▶ **WHAT YOU NEED TO DO**:
Without the pictures, write out all the lines below exactly as they appear.

··· RECORDS SUPPLIED ···

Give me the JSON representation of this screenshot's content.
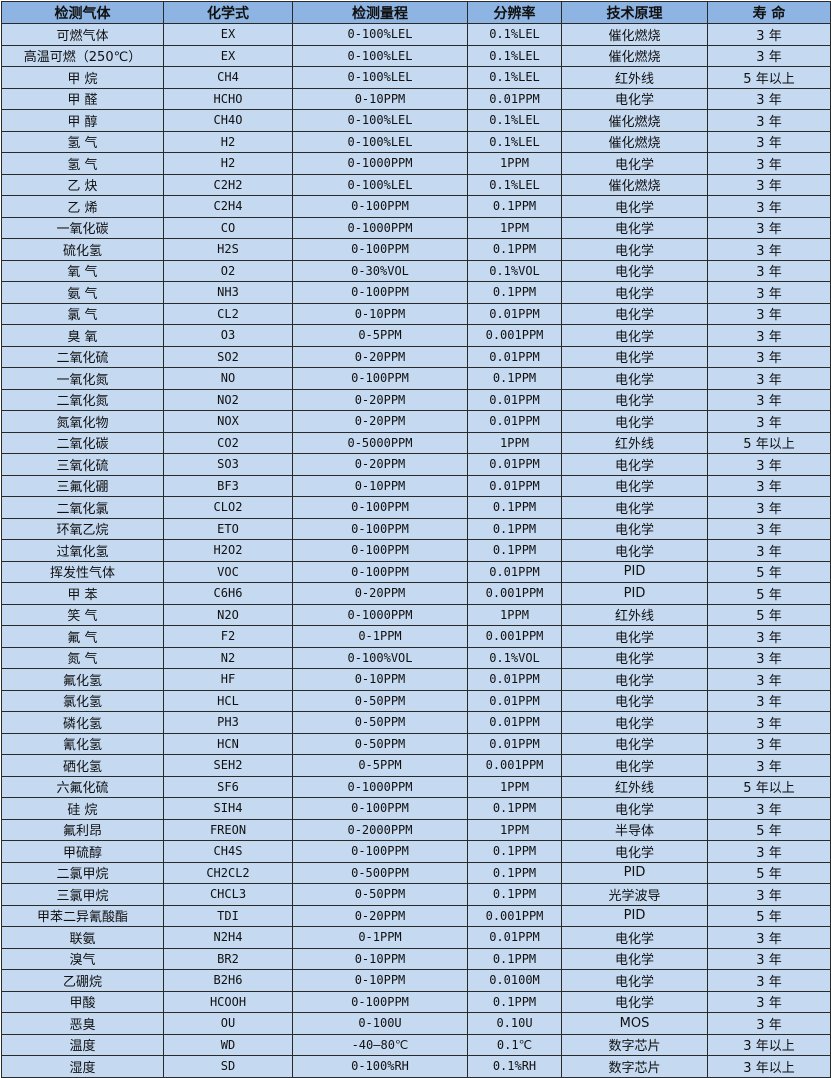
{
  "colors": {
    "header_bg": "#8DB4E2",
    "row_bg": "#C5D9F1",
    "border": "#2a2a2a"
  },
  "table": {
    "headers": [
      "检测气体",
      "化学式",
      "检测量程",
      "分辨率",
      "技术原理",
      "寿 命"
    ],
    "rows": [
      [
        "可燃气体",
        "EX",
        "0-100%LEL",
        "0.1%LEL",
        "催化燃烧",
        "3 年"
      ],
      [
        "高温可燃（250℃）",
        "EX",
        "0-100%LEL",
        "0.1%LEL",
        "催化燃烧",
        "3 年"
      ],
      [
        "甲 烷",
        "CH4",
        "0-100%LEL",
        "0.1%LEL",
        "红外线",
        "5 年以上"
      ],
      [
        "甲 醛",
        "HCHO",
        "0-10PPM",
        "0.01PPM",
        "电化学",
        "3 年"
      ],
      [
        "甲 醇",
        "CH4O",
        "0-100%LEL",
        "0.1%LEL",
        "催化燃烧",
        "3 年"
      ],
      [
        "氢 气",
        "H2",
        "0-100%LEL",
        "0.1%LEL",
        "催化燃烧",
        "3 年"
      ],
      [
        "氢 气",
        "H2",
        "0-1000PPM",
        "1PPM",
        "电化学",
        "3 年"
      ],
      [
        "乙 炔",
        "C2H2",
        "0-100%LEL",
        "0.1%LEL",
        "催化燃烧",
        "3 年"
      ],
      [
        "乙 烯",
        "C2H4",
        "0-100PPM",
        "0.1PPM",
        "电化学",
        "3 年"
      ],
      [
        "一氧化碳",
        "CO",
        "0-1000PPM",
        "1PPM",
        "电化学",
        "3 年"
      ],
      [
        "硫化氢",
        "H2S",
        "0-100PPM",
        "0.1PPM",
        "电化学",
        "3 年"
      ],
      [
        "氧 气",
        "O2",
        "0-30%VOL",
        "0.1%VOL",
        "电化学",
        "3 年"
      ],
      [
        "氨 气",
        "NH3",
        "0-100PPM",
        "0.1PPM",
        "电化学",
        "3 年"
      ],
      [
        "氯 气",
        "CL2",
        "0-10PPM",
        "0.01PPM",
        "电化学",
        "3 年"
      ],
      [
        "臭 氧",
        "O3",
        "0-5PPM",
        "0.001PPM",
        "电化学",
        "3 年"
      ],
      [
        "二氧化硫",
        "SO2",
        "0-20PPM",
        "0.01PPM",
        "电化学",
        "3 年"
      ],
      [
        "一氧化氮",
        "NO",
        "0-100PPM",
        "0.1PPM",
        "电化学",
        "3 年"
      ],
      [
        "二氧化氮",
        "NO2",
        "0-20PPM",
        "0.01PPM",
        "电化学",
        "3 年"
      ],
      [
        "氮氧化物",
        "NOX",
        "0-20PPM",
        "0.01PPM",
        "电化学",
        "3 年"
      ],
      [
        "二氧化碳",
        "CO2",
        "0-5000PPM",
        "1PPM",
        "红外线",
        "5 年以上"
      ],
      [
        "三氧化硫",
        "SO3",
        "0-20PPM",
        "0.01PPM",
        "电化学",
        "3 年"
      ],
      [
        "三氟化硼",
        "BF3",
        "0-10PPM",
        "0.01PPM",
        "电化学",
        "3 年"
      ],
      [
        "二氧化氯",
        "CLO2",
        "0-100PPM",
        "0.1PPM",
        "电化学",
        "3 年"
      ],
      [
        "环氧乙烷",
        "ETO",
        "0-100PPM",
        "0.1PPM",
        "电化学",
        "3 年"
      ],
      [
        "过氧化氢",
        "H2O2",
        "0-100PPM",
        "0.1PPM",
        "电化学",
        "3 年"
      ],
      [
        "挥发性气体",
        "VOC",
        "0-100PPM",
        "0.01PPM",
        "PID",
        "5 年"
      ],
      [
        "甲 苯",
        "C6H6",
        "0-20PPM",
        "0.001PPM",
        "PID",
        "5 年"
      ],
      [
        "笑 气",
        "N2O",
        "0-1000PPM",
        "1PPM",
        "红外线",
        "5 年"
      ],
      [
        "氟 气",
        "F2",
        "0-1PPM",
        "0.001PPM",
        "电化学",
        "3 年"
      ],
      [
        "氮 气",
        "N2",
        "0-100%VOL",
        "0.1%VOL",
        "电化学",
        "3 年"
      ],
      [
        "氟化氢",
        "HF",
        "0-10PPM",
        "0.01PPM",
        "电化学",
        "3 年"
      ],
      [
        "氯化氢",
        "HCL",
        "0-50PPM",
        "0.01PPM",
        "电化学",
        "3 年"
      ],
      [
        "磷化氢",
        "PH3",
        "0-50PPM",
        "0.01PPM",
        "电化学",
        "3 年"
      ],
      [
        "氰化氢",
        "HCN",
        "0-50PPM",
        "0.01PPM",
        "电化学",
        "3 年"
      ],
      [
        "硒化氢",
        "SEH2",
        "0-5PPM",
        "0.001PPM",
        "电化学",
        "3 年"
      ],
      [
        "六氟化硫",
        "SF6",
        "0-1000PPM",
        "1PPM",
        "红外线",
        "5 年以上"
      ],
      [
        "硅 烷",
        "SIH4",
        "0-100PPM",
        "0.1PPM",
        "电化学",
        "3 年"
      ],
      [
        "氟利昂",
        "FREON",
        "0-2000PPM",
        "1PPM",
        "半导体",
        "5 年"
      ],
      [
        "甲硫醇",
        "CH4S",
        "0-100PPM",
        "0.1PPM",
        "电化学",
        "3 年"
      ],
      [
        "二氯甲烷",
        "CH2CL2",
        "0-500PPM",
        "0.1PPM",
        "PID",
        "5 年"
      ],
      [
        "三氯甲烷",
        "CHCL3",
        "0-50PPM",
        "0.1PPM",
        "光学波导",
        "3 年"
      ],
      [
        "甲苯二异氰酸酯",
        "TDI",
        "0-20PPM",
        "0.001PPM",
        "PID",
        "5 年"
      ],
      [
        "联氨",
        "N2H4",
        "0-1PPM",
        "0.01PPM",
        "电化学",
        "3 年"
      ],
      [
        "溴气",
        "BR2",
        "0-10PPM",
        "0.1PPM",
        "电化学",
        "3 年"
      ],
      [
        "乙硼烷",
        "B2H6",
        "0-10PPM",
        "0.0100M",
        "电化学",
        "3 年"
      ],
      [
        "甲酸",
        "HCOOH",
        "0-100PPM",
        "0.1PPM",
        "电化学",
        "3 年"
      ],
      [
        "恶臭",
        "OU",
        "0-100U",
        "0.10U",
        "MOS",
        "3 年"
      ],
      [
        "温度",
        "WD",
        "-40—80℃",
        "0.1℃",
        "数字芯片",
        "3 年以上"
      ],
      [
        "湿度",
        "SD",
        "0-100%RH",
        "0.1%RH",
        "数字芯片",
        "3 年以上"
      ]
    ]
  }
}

···

▶ **TASK SOLUTION**:
Give me the JSON representation of this screenshot's content.
{
  "colors": {
    "header_bg": "#8DB4E2",
    "row_bg": "#C5D9F1",
    "border": "#2a2a2a"
  },
  "table": {
    "headers": [
      "检测气体",
      "化学式",
      "检测量程",
      "分辨率",
      "技术原理",
      "寿 命"
    ],
    "rows": [
      [
        "可燃气体",
        "EX",
        "0-100%LEL",
        "0.1%LEL",
        "催化燃烧",
        "3 年"
      ],
      [
        "高温可燃（250℃）",
        "EX",
        "0-100%LEL",
        "0.1%LEL",
        "催化燃烧",
        "3 年"
      ],
      [
        "甲 烷",
        "CH4",
        "0-100%LEL",
        "0.1%LEL",
        "红外线",
        "5 年以上"
      ],
      [
        "甲 醛",
        "HCHO",
        "0-10PPM",
        "0.01PPM",
        "电化学",
        "3 年"
      ],
      [
        "甲 醇",
        "CH4O",
        "0-100%LEL",
        "0.1%LEL",
        "催化燃烧",
        "3 年"
      ],
      [
        "氢 气",
        "H2",
        "0-100%LEL",
        "0.1%LEL",
        "催化燃烧",
        "3 年"
      ],
      [
        "氢 气",
        "H2",
        "0-1000PPM",
        "1PPM",
        "电化学",
        "3 年"
      ],
      [
        "乙 炔",
        "C2H2",
        "0-100%LEL",
        "0.1%LEL",
        "催化燃烧",
        "3 年"
      ],
      [
        "乙 烯",
        "C2H4",
        "0-100PPM",
        "0.1PPM",
        "电化学",
        "3 年"
      ],
      [
        "一氧化碳",
        "CO",
        "0-1000PPM",
        "1PPM",
        "电化学",
        "3 年"
      ],
      [
        "硫化氢",
        "H2S",
        "0-100PPM",
        "0.1PPM",
        "电化学",
        "3 年"
      ],
      [
        "氧 气",
        "O2",
        "0-30%VOL",
        "0.1%VOL",
        "电化学",
        "3 年"
      ],
      [
        "氨 气",
        "NH3",
        "0-100PPM",
        "0.1PPM",
        "电化学",
        "3 年"
      ],
      [
        "氯 气",
        "CL2",
        "0-10PPM",
        "0.01PPM",
        "电化学",
        "3 年"
      ],
      [
        "臭 氧",
        "O3",
        "0-5PPM",
        "0.001PPM",
        "电化学",
        "3 年"
      ],
      [
        "二氧化硫",
        "SO2",
        "0-20PPM",
        "0.01PPM",
        "电化学",
        "3 年"
      ],
      [
        "一氧化氮",
        "NO",
        "0-100PPM",
        "0.1PPM",
        "电化学",
        "3 年"
      ],
      [
        "二氧化氮",
        "NO2",
        "0-20PPM",
        "0.01PPM",
        "电化学",
        "3 年"
      ],
      [
        "氮氧化物",
        "NOX",
        "0-20PPM",
        "0.01PPM",
        "电化学",
        "3 年"
      ],
      [
        "二氧化碳",
        "CO2",
        "0-5000PPM",
        "1PPM",
        "红外线",
        "5 年以上"
      ],
      [
        "三氧化硫",
        "SO3",
        "0-20PPM",
        "0.01PPM",
        "电化学",
        "3 年"
      ],
      [
        "三氟化硼",
        "BF3",
        "0-10PPM",
        "0.01PPM",
        "电化学",
        "3 年"
      ],
      [
        "二氧化氯",
        "CLO2",
        "0-100PPM",
        "0.1PPM",
        "电化学",
        "3 年"
      ],
      [
        "环氧乙烷",
        "ETO",
        "0-100PPM",
        "0.1PPM",
        "电化学",
        "3 年"
      ],
      [
        "过氧化氢",
        "H2O2",
        "0-100PPM",
        "0.1PPM",
        "电化学",
        "3 年"
      ],
      [
        "挥发性气体",
        "VOC",
        "0-100PPM",
        "0.01PPM",
        "PID",
        "5 年"
      ],
      [
        "甲 苯",
        "C6H6",
        "0-20PPM",
        "0.001PPM",
        "PID",
        "5 年"
      ],
      [
        "笑 气",
        "N2O",
        "0-1000PPM",
        "1PPM",
        "红外线",
        "5 年"
      ],
      [
        "氟 气",
        "F2",
        "0-1PPM",
        "0.001PPM",
        "电化学",
        "3 年"
      ],
      [
        "氮 气",
        "N2",
        "0-100%VOL",
        "0.1%VOL",
        "电化学",
        "3 年"
      ],
      [
        "氟化氢",
        "HF",
        "0-10PPM",
        "0.01PPM",
        "电化学",
        "3 年"
      ],
      [
        "氯化氢",
        "HCL",
        "0-50PPM",
        "0.01PPM",
        "电化学",
        "3 年"
      ],
      [
        "磷化氢",
        "PH3",
        "0-50PPM",
        "0.01PPM",
        "电化学",
        "3 年"
      ],
      [
        "氰化氢",
        "HCN",
        "0-50PPM",
        "0.01PPM",
        "电化学",
        "3 年"
      ],
      [
        "硒化氢",
        "SEH2",
        "0-5PPM",
        "0.001PPM",
        "电化学",
        "3 年"
      ],
      [
        "六氟化硫",
        "SF6",
        "0-1000PPM",
        "1PPM",
        "红外线",
        "5 年以上"
      ],
      [
        "硅 烷",
        "SIH4",
        "0-100PPM",
        "0.1PPM",
        "电化学",
        "3 年"
      ],
      [
        "氟利昂",
        "FREON",
        "0-2000PPM",
        "1PPM",
        "半导体",
        "5 年"
      ],
      [
        "甲硫醇",
        "CH4S",
        "0-100PPM",
        "0.1PPM",
        "电化学",
        "3 年"
      ],
      [
        "二氯甲烷",
        "CH2CL2",
        "0-500PPM",
        "0.1PPM",
        "PID",
        "5 年"
      ],
      [
        "三氯甲烷",
        "CHCL3",
        "0-50PPM",
        "0.1PPM",
        "光学波导",
        "3 年"
      ],
      [
        "甲苯二异氰酸酯",
        "TDI",
        "0-20PPM",
        "0.001PPM",
        "PID",
        "5 年"
      ],
      [
        "联氨",
        "N2H4",
        "0-1PPM",
        "0.01PPM",
        "电化学",
        "3 年"
      ],
      [
        "溴气",
        "BR2",
        "0-10PPM",
        "0.1PPM",
        "电化学",
        "3 年"
      ],
      [
        "乙硼烷",
        "B2H6",
        "0-10PPM",
        "0.0100M",
        "电化学",
        "3 年"
      ],
      [
        "甲酸",
        "HCOOH",
        "0-100PPM",
        "0.1PPM",
        "电化学",
        "3 年"
      ],
      [
        "恶臭",
        "OU",
        "0-100U",
        "0.10U",
        "MOS",
        "3 年"
      ],
      [
        "温度",
        "WD",
        "-40—80℃",
        "0.1℃",
        "数字芯片",
        "3 年以上"
      ],
      [
        "湿度",
        "SD",
        "0-100%RH",
        "0.1%RH",
        "数字芯片",
        "3 年以上"
      ]
    ]
  }
}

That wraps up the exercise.